* Begin *
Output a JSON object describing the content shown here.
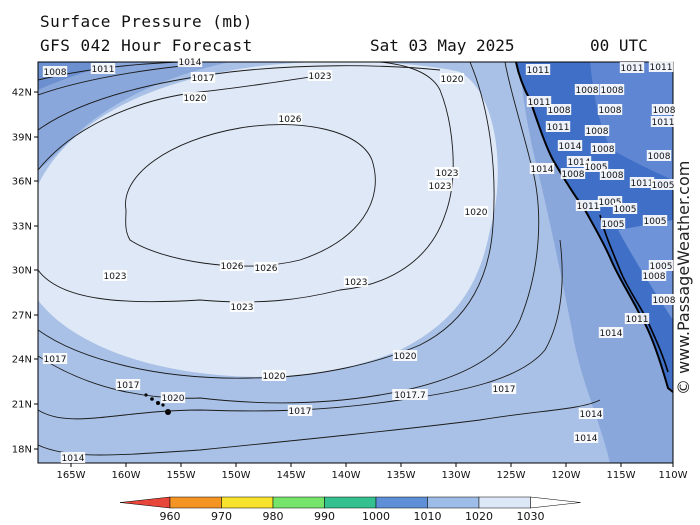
{
  "header": {
    "line1": "Surface Pressure (mb)",
    "line2": "GFS 042 Hour Forecast",
    "date": "Sat 03 May 2025",
    "utc": "00 UTC"
  },
  "watermark": "© www.PassageWeather.com",
  "colors": {
    "ocean_low": "#6c8fcf",
    "band_1010_1020": "#a9c1e6",
    "band_1020_1030": "#dfe8f6",
    "land": "#3f6fc6",
    "coast": "#000000"
  },
  "axes": {
    "lat_labels": [
      "42N",
      "39N",
      "36N",
      "33N",
      "30N",
      "27N",
      "24N",
      "21N",
      "18N"
    ],
    "lon_labels": [
      "165W",
      "160W",
      "155W",
      "150W",
      "145W",
      "140W",
      "135W",
      "130W",
      "125W",
      "120W",
      "115W",
      "110W"
    ]
  },
  "isobars": [
    {
      "value": "1008",
      "pos": [
        55,
        72
      ]
    },
    {
      "value": "1011",
      "pos": [
        103,
        69
      ]
    },
    {
      "value": "1014",
      "pos": [
        190,
        62
      ]
    },
    {
      "value": "1017",
      "pos": [
        203,
        78
      ]
    },
    {
      "value": "1020",
      "pos": [
        195,
        98
      ]
    },
    {
      "value": "1023",
      "pos": [
        320,
        76
      ]
    },
    {
      "value": "1020",
      "pos": [
        452,
        79
      ]
    },
    {
      "value": "1026",
      "pos": [
        290,
        119
      ]
    },
    {
      "value": "1023",
      "pos": [
        447,
        173
      ]
    },
    {
      "value": "1023",
      "pos": [
        440,
        186
      ]
    },
    {
      "value": "1020",
      "pos": [
        476,
        212
      ]
    },
    {
      "value": "1026",
      "pos": [
        232,
        266
      ]
    },
    {
      "value": "1026",
      "pos": [
        266,
        268
      ]
    },
    {
      "value": "1023",
      "pos": [
        115,
        276
      ]
    },
    {
      "value": "1023",
      "pos": [
        356,
        282
      ]
    },
    {
      "value": "1023",
      "pos": [
        242,
        307
      ]
    },
    {
      "value": "1020",
      "pos": [
        405,
        356
      ]
    },
    {
      "value": "1020",
      "pos": [
        274,
        376
      ]
    },
    {
      "value": "1017",
      "pos": [
        55,
        359
      ]
    },
    {
      "value": "1017",
      "pos": [
        128,
        385
      ]
    },
    {
      "value": "1017",
      "pos": [
        504,
        389
      ]
    },
    {
      "value": "1020",
      "pos": [
        173,
        398
      ]
    },
    {
      "value": "1017.7",
      "pos": [
        410,
        395
      ]
    },
    {
      "value": "1017",
      "pos": [
        300,
        411
      ]
    },
    {
      "value": "1014",
      "pos": [
        591,
        414
      ]
    },
    {
      "value": "1014",
      "pos": [
        586,
        438
      ]
    },
    {
      "value": "1014",
      "pos": [
        73,
        458
      ]
    },
    {
      "value": "1014",
      "pos": [
        611,
        333
      ]
    },
    {
      "value": "1011",
      "pos": [
        637,
        319
      ]
    },
    {
      "value": "1014",
      "pos": [
        542,
        169
      ]
    },
    {
      "value": "1011",
      "pos": [
        538,
        70
      ]
    },
    {
      "value": "1008",
      "pos": [
        587,
        90
      ]
    },
    {
      "value": "1011",
      "pos": [
        632,
        68
      ]
    },
    {
      "value": "1008",
      "pos": [
        559,
        110
      ]
    },
    {
      "value": "1011",
      "pos": [
        539,
        102
      ]
    },
    {
      "value": "1008",
      "pos": [
        610,
        110
      ]
    },
    {
      "value": "1008",
      "pos": [
        597,
        131
      ]
    },
    {
      "value": "1011",
      "pos": [
        558,
        127
      ]
    },
    {
      "value": "1014",
      "pos": [
        570,
        146
      ]
    },
    {
      "value": "1008",
      "pos": [
        603,
        149
      ]
    },
    {
      "value": "1014",
      "pos": [
        579,
        162
      ]
    },
    {
      "value": "1008",
      "pos": [
        573,
        174
      ]
    },
    {
      "value": "1005",
      "pos": [
        596,
        167
      ]
    },
    {
      "value": "1008",
      "pos": [
        612,
        175
      ]
    },
    {
      "value": "1011",
      "pos": [
        642,
        183
      ]
    },
    {
      "value": "1005",
      "pos": [
        663,
        185
      ]
    },
    {
      "value": "1011",
      "pos": [
        588,
        206
      ]
    },
    {
      "value": "1005",
      "pos": [
        610,
        202
      ]
    },
    {
      "value": "1005",
      "pos": [
        625,
        209
      ]
    },
    {
      "value": "1005",
      "pos": [
        613,
        224
      ]
    },
    {
      "value": "1008",
      "pos": [
        664,
        110
      ]
    },
    {
      "value": "1011",
      "pos": [
        663,
        122
      ]
    },
    {
      "value": "1008",
      "pos": [
        659,
        156
      ]
    },
    {
      "value": "1005",
      "pos": [
        655,
        221
      ]
    },
    {
      "value": "1005",
      "pos": [
        661,
        266
      ]
    },
    {
      "value": "1008",
      "pos": [
        654,
        276
      ]
    },
    {
      "value": "1008",
      "pos": [
        664,
        300
      ]
    },
    {
      "value": "1008",
      "pos": [
        612,
        90
      ]
    },
    {
      "value": "1011",
      "pos": [
        661,
        67
      ]
    }
  ],
  "colorbar": {
    "labels": [
      "960",
      "970",
      "980",
      "990",
      "1000",
      "1010",
      "1020",
      "1030"
    ],
    "colors": [
      "#e8463a",
      "#f39423",
      "#f7e32c",
      "#76e36a",
      "#35c08f",
      "#5f8fd6",
      "#9dbce8",
      "#dce8f8"
    ]
  }
}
* End *
- _Your instructions_
Pictures don't belong in the copy. Restate all the entries exactly.

- _Full output_
Output a JSON object describing the content shown here.
{
  "header": {
    "line1": "Surface Pressure (mb)",
    "line2": "GFS 042 Hour Forecast",
    "date": "Sat 03 May 2025",
    "utc": "00 UTC"
  },
  "watermark": "© www.PassageWeather.com",
  "colors": {
    "ocean_low": "#6c8fcf",
    "band_1010_1020": "#a9c1e6",
    "band_1020_1030": "#dfe8f6",
    "land": "#3f6fc6",
    "coast": "#000000"
  },
  "axes": {
    "lat_labels": [
      "42N",
      "39N",
      "36N",
      "33N",
      "30N",
      "27N",
      "24N",
      "21N",
      "18N"
    ],
    "lon_labels": [
      "165W",
      "160W",
      "155W",
      "150W",
      "145W",
      "140W",
      "135W",
      "130W",
      "125W",
      "120W",
      "115W",
      "110W"
    ]
  },
  "isobars": [
    {
      "value": "1008",
      "pos": [
        55,
        72
      ]
    },
    {
      "value": "1011",
      "pos": [
        103,
        69
      ]
    },
    {
      "value": "1014",
      "pos": [
        190,
        62
      ]
    },
    {
      "value": "1017",
      "pos": [
        203,
        78
      ]
    },
    {
      "value": "1020",
      "pos": [
        195,
        98
      ]
    },
    {
      "value": "1023",
      "pos": [
        320,
        76
      ]
    },
    {
      "value": "1020",
      "pos": [
        452,
        79
      ]
    },
    {
      "value": "1026",
      "pos": [
        290,
        119
      ]
    },
    {
      "value": "1023",
      "pos": [
        447,
        173
      ]
    },
    {
      "value": "1023",
      "pos": [
        440,
        186
      ]
    },
    {
      "value": "1020",
      "pos": [
        476,
        212
      ]
    },
    {
      "value": "1026",
      "pos": [
        232,
        266
      ]
    },
    {
      "value": "1026",
      "pos": [
        266,
        268
      ]
    },
    {
      "value": "1023",
      "pos": [
        115,
        276
      ]
    },
    {
      "value": "1023",
      "pos": [
        356,
        282
      ]
    },
    {
      "value": "1023",
      "pos": [
        242,
        307
      ]
    },
    {
      "value": "1020",
      "pos": [
        405,
        356
      ]
    },
    {
      "value": "1020",
      "pos": [
        274,
        376
      ]
    },
    {
      "value": "1017",
      "pos": [
        55,
        359
      ]
    },
    {
      "value": "1017",
      "pos": [
        128,
        385
      ]
    },
    {
      "value": "1017",
      "pos": [
        504,
        389
      ]
    },
    {
      "value": "1020",
      "pos": [
        173,
        398
      ]
    },
    {
      "value": "1017.7",
      "pos": [
        410,
        395
      ]
    },
    {
      "value": "1017",
      "pos": [
        300,
        411
      ]
    },
    {
      "value": "1014",
      "pos": [
        591,
        414
      ]
    },
    {
      "value": "1014",
      "pos": [
        586,
        438
      ]
    },
    {
      "value": "1014",
      "pos": [
        73,
        458
      ]
    },
    {
      "value": "1014",
      "pos": [
        611,
        333
      ]
    },
    {
      "value": "1011",
      "pos": [
        637,
        319
      ]
    },
    {
      "value": "1014",
      "pos": [
        542,
        169
      ]
    },
    {
      "value": "1011",
      "pos": [
        538,
        70
      ]
    },
    {
      "value": "1008",
      "pos": [
        587,
        90
      ]
    },
    {
      "value": "1011",
      "pos": [
        632,
        68
      ]
    },
    {
      "value": "1008",
      "pos": [
        559,
        110
      ]
    },
    {
      "value": "1011",
      "pos": [
        539,
        102
      ]
    },
    {
      "value": "1008",
      "pos": [
        610,
        110
      ]
    },
    {
      "value": "1008",
      "pos": [
        597,
        131
      ]
    },
    {
      "value": "1011",
      "pos": [
        558,
        127
      ]
    },
    {
      "value": "1014",
      "pos": [
        570,
        146
      ]
    },
    {
      "value": "1008",
      "pos": [
        603,
        149
      ]
    },
    {
      "value": "1014",
      "pos": [
        579,
        162
      ]
    },
    {
      "value": "1008",
      "pos": [
        573,
        174
      ]
    },
    {
      "value": "1005",
      "pos": [
        596,
        167
      ]
    },
    {
      "value": "1008",
      "pos": [
        612,
        175
      ]
    },
    {
      "value": "1011",
      "pos": [
        642,
        183
      ]
    },
    {
      "value": "1005",
      "pos": [
        663,
        185
      ]
    },
    {
      "value": "1011",
      "pos": [
        588,
        206
      ]
    },
    {
      "value": "1005",
      "pos": [
        610,
        202
      ]
    },
    {
      "value": "1005",
      "pos": [
        625,
        209
      ]
    },
    {
      "value": "1005",
      "pos": [
        613,
        224
      ]
    },
    {
      "value": "1008",
      "pos": [
        664,
        110
      ]
    },
    {
      "value": "1011",
      "pos": [
        663,
        122
      ]
    },
    {
      "value": "1008",
      "pos": [
        659,
        156
      ]
    },
    {
      "value": "1005",
      "pos": [
        655,
        221
      ]
    },
    {
      "value": "1005",
      "pos": [
        661,
        266
      ]
    },
    {
      "value": "1008",
      "pos": [
        654,
        276
      ]
    },
    {
      "value": "1008",
      "pos": [
        664,
        300
      ]
    },
    {
      "value": "1008",
      "pos": [
        612,
        90
      ]
    },
    {
      "value": "1011",
      "pos": [
        661,
        67
      ]
    }
  ],
  "colorbar": {
    "labels": [
      "960",
      "970",
      "980",
      "990",
      "1000",
      "1010",
      "1020",
      "1030"
    ],
    "colors": [
      "#e8463a",
      "#f39423",
      "#f7e32c",
      "#76e36a",
      "#35c08f",
      "#5f8fd6",
      "#9dbce8",
      "#dce8f8"
    ]
  }
}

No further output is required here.